*Task statement*: Find each line that has the string "walmart" and give the total, with nothing else.

-.-.-

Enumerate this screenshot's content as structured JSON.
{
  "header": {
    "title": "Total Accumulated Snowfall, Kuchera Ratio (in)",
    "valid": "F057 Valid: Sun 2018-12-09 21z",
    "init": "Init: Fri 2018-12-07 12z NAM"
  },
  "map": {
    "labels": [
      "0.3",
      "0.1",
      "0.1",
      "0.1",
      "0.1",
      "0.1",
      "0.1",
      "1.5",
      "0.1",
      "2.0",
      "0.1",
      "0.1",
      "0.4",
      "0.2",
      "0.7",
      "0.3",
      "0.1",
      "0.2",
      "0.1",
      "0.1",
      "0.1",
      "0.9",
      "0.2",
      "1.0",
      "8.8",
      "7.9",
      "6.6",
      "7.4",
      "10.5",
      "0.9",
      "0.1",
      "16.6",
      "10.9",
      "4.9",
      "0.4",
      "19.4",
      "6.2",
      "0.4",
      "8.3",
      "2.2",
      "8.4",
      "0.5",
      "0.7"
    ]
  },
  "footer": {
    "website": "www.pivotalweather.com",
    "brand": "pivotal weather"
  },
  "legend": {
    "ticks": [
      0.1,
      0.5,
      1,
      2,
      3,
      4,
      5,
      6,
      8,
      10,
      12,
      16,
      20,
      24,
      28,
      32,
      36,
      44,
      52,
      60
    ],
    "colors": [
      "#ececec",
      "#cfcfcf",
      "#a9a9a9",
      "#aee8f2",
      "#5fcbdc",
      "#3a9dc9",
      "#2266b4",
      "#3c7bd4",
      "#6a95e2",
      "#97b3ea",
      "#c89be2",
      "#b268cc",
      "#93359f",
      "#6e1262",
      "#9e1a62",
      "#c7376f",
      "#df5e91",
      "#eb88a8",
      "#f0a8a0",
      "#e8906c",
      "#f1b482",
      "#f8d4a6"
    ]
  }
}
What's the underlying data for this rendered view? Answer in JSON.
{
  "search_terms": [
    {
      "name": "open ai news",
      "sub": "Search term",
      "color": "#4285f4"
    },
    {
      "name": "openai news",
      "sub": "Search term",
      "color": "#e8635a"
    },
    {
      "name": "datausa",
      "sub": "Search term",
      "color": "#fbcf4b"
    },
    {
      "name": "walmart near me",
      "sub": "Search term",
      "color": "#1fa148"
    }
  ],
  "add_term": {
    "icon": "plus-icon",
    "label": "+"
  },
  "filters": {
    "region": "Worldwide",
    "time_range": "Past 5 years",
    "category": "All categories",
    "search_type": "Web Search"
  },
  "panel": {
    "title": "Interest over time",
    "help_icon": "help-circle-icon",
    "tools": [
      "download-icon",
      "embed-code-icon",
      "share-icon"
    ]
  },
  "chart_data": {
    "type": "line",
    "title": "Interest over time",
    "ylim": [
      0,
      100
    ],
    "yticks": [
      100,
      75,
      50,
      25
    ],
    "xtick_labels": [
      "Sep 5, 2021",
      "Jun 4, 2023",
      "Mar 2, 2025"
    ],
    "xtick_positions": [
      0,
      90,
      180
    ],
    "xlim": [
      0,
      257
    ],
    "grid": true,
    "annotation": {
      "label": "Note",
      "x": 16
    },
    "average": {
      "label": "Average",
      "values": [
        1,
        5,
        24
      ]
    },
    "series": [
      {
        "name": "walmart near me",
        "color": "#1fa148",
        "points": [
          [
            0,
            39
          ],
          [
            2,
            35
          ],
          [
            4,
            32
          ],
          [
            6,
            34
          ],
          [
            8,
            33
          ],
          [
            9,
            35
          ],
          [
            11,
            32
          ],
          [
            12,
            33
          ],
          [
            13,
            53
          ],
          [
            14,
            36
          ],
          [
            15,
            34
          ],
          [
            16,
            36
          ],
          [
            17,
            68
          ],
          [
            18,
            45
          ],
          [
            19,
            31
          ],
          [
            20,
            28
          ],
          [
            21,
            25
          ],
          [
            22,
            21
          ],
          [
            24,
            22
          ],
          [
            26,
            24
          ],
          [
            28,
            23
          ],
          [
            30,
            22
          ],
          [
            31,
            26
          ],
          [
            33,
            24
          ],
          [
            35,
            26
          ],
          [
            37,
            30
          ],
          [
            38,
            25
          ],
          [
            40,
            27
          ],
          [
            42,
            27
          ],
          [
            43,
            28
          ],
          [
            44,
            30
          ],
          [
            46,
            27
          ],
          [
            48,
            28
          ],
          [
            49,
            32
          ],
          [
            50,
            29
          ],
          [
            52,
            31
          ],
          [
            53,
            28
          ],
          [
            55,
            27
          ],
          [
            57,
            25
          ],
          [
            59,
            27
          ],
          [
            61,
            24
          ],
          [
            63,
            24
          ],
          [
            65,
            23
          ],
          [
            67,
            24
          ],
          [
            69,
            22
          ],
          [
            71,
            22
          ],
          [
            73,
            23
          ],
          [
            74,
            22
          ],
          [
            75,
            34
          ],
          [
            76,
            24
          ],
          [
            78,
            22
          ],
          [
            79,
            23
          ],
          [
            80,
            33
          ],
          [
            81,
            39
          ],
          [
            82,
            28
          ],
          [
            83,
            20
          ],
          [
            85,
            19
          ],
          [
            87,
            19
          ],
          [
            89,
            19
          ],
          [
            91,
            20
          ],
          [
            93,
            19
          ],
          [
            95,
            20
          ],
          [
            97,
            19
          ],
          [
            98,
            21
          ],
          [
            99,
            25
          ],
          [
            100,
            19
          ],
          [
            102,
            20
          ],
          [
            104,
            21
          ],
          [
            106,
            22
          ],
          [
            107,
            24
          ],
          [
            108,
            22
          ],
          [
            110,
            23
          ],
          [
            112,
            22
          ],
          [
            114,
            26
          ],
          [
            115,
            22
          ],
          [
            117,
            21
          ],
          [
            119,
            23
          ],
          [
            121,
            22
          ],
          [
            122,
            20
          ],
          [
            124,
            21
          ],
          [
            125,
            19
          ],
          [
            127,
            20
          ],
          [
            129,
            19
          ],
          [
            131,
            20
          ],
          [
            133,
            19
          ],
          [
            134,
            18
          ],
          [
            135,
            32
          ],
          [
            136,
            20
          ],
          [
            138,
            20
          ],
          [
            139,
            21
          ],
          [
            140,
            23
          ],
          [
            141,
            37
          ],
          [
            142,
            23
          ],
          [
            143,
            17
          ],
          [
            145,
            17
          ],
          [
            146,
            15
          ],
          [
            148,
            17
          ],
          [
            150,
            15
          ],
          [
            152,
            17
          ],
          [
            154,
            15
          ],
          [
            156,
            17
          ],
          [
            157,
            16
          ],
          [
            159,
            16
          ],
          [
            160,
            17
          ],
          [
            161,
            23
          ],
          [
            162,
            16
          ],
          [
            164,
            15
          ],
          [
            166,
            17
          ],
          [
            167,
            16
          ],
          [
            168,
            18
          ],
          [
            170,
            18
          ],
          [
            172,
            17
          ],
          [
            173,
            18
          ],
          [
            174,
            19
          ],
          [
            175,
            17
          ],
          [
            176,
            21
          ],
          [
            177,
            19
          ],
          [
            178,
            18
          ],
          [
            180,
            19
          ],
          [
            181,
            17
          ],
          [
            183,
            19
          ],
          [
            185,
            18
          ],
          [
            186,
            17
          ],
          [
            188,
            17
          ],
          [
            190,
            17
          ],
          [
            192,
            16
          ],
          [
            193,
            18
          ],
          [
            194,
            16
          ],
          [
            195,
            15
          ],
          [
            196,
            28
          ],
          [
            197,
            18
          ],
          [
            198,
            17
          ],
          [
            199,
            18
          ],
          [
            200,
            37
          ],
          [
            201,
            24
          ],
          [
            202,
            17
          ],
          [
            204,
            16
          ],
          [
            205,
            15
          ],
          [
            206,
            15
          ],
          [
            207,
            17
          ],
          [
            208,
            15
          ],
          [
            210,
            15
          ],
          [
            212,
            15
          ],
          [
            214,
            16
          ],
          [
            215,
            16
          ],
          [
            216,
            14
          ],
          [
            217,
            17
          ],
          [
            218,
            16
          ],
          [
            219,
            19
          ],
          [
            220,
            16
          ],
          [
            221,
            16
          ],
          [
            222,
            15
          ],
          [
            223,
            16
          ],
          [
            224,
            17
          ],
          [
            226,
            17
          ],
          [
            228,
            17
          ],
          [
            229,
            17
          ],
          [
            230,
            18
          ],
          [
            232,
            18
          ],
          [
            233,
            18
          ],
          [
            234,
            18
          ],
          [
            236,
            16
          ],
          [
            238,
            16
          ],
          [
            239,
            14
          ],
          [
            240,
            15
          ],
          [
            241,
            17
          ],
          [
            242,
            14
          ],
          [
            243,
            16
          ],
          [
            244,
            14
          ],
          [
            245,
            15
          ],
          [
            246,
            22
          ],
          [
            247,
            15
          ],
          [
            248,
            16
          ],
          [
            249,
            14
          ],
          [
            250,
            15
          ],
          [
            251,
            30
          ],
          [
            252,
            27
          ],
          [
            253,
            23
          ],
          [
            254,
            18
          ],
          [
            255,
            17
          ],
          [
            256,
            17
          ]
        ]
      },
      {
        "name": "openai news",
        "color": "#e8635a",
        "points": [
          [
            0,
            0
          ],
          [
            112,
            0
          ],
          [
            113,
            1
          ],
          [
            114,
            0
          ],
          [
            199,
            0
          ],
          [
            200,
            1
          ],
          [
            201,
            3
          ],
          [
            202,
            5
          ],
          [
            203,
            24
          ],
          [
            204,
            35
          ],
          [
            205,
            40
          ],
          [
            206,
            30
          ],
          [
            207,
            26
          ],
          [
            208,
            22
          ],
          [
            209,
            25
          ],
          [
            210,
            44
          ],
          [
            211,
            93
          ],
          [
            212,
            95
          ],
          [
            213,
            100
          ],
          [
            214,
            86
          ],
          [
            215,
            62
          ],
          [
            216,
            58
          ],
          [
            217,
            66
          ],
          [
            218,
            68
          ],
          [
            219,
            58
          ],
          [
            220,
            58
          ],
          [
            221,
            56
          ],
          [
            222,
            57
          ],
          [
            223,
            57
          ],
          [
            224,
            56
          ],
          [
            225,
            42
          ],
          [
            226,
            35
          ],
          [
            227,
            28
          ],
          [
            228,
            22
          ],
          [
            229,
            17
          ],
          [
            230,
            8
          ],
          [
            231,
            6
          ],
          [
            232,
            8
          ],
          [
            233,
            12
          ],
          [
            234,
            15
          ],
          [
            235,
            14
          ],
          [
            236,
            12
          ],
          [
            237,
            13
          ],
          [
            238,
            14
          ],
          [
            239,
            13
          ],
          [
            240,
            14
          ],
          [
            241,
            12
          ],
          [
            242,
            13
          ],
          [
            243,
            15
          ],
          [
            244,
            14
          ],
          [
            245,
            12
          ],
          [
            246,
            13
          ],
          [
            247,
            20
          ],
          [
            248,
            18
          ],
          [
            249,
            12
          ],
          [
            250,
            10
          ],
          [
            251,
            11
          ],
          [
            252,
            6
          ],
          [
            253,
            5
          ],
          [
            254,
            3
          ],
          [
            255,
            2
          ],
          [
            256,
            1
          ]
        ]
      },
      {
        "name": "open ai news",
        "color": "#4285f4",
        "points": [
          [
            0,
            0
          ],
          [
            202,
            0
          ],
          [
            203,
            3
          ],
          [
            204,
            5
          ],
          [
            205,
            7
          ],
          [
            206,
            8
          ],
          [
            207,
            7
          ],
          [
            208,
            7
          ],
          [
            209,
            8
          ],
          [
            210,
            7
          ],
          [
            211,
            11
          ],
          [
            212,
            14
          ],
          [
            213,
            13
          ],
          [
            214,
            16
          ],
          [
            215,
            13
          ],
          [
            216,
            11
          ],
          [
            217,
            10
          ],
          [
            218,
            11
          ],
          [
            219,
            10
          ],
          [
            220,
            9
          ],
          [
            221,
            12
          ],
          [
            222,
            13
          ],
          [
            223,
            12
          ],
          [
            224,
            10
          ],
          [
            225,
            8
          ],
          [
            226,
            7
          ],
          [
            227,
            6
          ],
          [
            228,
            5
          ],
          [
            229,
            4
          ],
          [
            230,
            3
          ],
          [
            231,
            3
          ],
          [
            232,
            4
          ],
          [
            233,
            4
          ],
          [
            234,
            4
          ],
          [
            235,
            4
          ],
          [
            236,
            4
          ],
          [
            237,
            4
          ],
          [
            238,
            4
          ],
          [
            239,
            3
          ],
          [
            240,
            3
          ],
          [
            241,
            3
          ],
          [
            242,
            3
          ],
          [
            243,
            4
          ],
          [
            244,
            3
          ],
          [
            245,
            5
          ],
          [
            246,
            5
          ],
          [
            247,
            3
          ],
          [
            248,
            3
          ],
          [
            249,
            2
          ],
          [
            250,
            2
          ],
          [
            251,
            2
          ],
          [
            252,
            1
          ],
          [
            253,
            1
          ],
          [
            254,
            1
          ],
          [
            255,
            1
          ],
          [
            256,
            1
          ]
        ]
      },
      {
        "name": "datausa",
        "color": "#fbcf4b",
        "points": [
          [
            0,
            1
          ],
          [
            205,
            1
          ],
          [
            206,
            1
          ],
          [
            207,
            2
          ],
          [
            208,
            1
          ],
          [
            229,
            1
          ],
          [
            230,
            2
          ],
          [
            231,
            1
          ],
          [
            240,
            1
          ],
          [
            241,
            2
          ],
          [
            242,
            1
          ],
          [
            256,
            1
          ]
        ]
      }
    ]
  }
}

-.-.-

*Exercise answer*: 2